> [What is being asked]
Can you transcribe every entry word for word, skipping the images?

>> Start Stored records

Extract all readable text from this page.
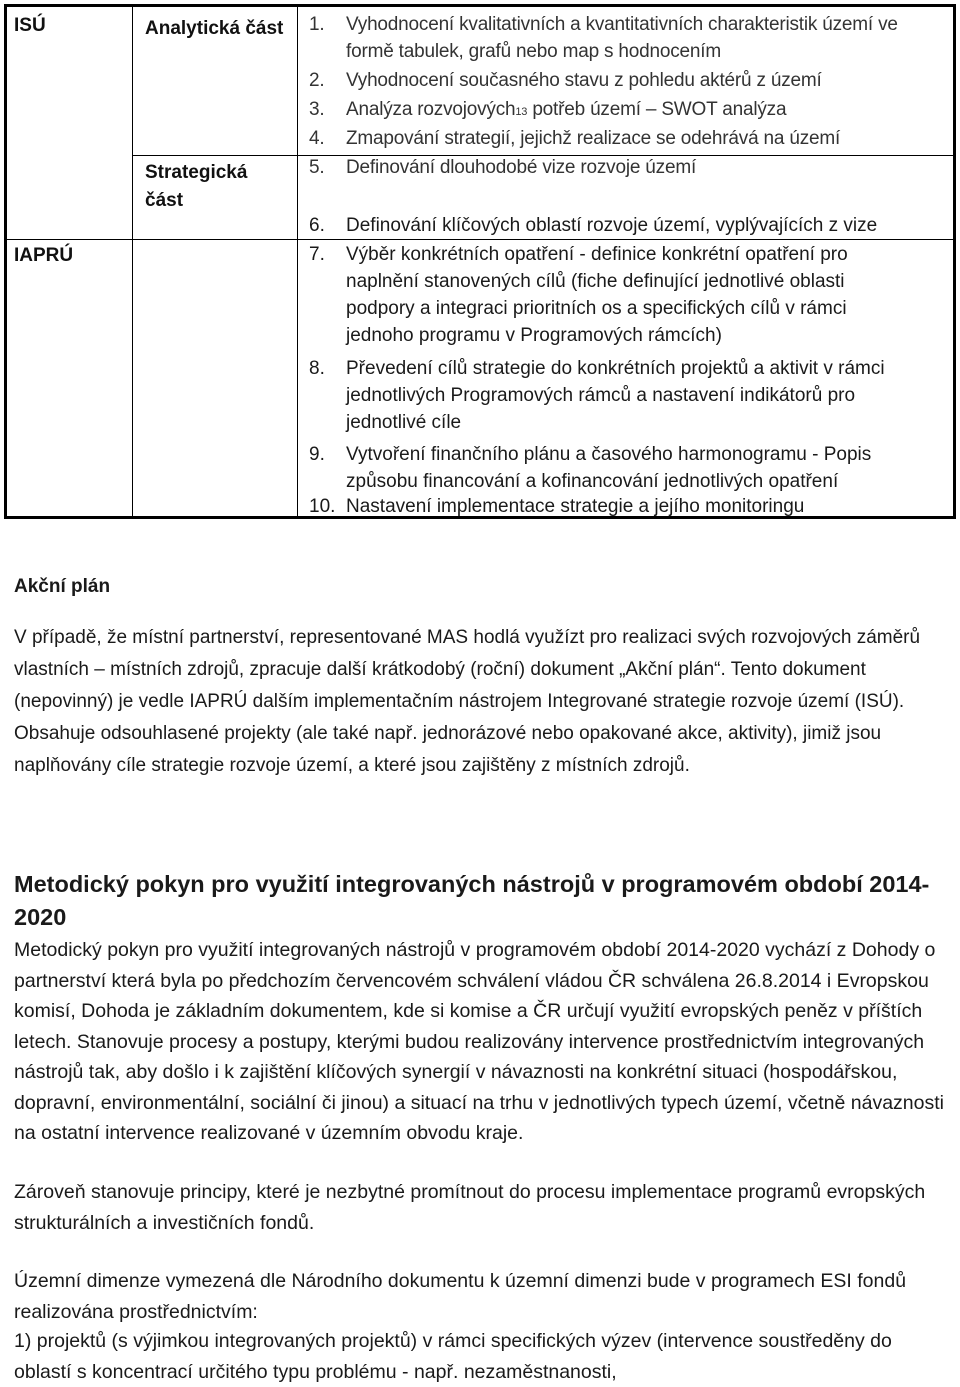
ISÚ
IAPRÚ
Analytická část
Strategická část
1. Vyhodnocení kvalitativních a kvantitativních charakteristik území ve formě tabulek, grafů nebo map s hodnocením
2. Vyhodnocení současného stavu z pohledu aktérů z území
3. Analýza rozvojových13 potřeb území – SWOT analýza
4. Zmapování strategií, jejichž realizace se odehrává na území
5. Definování dlouhodobé vize rozvoje území
6. Definování klíčových oblastí rozvoje území, vyplývajících z vize
7. Výběr konkrétních opatření - definice konkrétní opatření pro naplnění stanovených cílů (fiche definující jednotlivé oblasti podpory a integraci prioritních os a specifických cílů v rámci jednoho programu v Programových rámcích)
8. Převedení cílů strategie do konkrétních projektů a aktivit v rámci jednotlivých Programových rámců a nastavení indikátorů pro jednotlivé cíle
9. Vytvoření finančního plánu a časového harmonogramu - Popis způsobu financování a kofinancování jednotlivých opatření
10. Nastavení implementace strategie a jejího monitoringu
Akční plán

V případě, že místní partnerství, representované MAS hodlá využízt pro realizaci svých rozvojových záměrů vlastních – místních zdrojů, zpracuje další krátkodobý (roční) dokument „Akční plán“. Tento dokument (nepovinný) je vedle IAPRÚ dalším implementačním nástrojem Integrované strategie rozvoje území (ISÚ). Obsahuje odsouhlasené projekty (ale také např. jednorázové nebo opakované akce, aktivity), jimiž jsou naplňovány cíle strategie rozvoje území, a které jsou zajištěny z místních zdrojů.

Metodický pokyn pro využití integrovaných nástrojů v programovém období 2014-2020

Metodický pokyn pro využití integrovaných nástrojů v programovém období 2014-2020 vychází z Dohody o partnerství která byla po předchozím červencovém schválení vládou ČR schválena 26.8.2014 i Evropskou komisí, Dohoda je základním dokumentem, kde si komise a ČR určují využití evropských peněz v příštích letech. Stanovuje procesy a postupy, kterými budou realizovány intervence prostřednictvím integrovaných nástrojů tak, aby došlo i k zajištění klíčových synergií v návaznosti na konkrétní situaci (hospodářskou, dopravní, environmentální, sociální či jinou) a situací na trhu v jednotlivých typech území, včetně návaznosti na ostatní intervence realizované v územním obvodu kraje.

Zároveň stanovuje principy, které je nezbytné promítnout do procesu implementace programů evropských strukturálních a investičních fondů.

Územní dimenze vymezená dle Národního dokumentu k územní dimenzi bude v programech ESI fondů realizována prostřednictvím:

1) projektů (s výjimkou integrovaných projektů) v rámci specifických výzev (intervence soustředěny do oblastí s koncentrací určitého typu problému - např. nezaměstnanosti,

>> End Stored records

> [Worked solution]
Extract all readable text from this page.
ISÚ
IAPRÚ
Analytická část
Strategická část
1. Vyhodnocení kvalitativních a kvantitativních charakteristik území ve formě tabulek, grafů nebo map s hodnocením
2. Vyhodnocení současného stavu z pohledu aktérů z území
3. Analýza rozvojových13 potřeb území – SWOT analýza
4. Zmapování strategií, jejichž realizace se odehrává na území
5. Definování dlouhodobé vize rozvoje území
6. Definování klíčových oblastí rozvoje území, vyplývajících z vize
7. Výběr konkrétních opatření - definice konkrétní opatření pro naplnění stanovených cílů (fiche definující jednotlivé oblasti podpory a integraci prioritních os a specifických cílů v rámci jednoho programu v Programových rámcích)
8. Převedení cílů strategie do konkrétních projektů a aktivit v rámci jednotlivých Programových rámců a nastavení indikátorů pro jednotlivé cíle
9. Vytvoření finančního plánu a časového harmonogramu - Popis způsobu financování a kofinancování jednotlivých opatření
10. Nastavení implementace strategie a jejího monitoringu
Akční plán

V případě, že místní partnerství, representované MAS hodlá využízt pro realizaci svých rozvojových záměrů vlastních – místních zdrojů, zpracuje další krátkodobý (roční) dokument „Akční plán“. Tento dokument (nepovinný) je vedle IAPRÚ dalším implementačním nástrojem Integrované strategie rozvoje území (ISÚ). Obsahuje odsouhlasené projekty (ale také např. jednorázové nebo opakované akce, aktivity), jimiž jsou naplňovány cíle strategie rozvoje území, a které jsou zajištěny z místních zdrojů.

Metodický pokyn pro využití integrovaných nástrojů v programovém období 2014-2020

Metodický pokyn pro využití integrovaných nástrojů v programovém období 2014-2020 vychází z Dohody o partnerství která byla po předchozím červencovém schválení vládou ČR schválena 26.8.2014 i Evropskou komisí, Dohoda je základním dokumentem, kde si komise a ČR určují využití evropských peněz v příštích letech. Stanovuje procesy a postupy, kterými budou realizovány intervence prostřednictvím integrovaných nástrojů tak, aby došlo i k zajištění klíčových synergií v návaznosti na konkrétní situaci (hospodářskou, dopravní, environmentální, sociální či jinou) a situací na trhu v jednotlivých typech území, včetně návaznosti na ostatní intervence realizované v územním obvodu kraje.

Zároveň stanovuje principy, které je nezbytné promítnout do procesu implementace programů evropských strukturálních a investičních fondů.

Územní dimenze vymezená dle Národního dokumentu k územní dimenzi bude v programech ESI fondů realizována prostřednictvím:

1) projektů (s výjimkou integrovaných projektů) v rámci specifických výzev (intervence soustředěny do oblastí s koncentrací určitého typu problému - např. nezaměstnanosti,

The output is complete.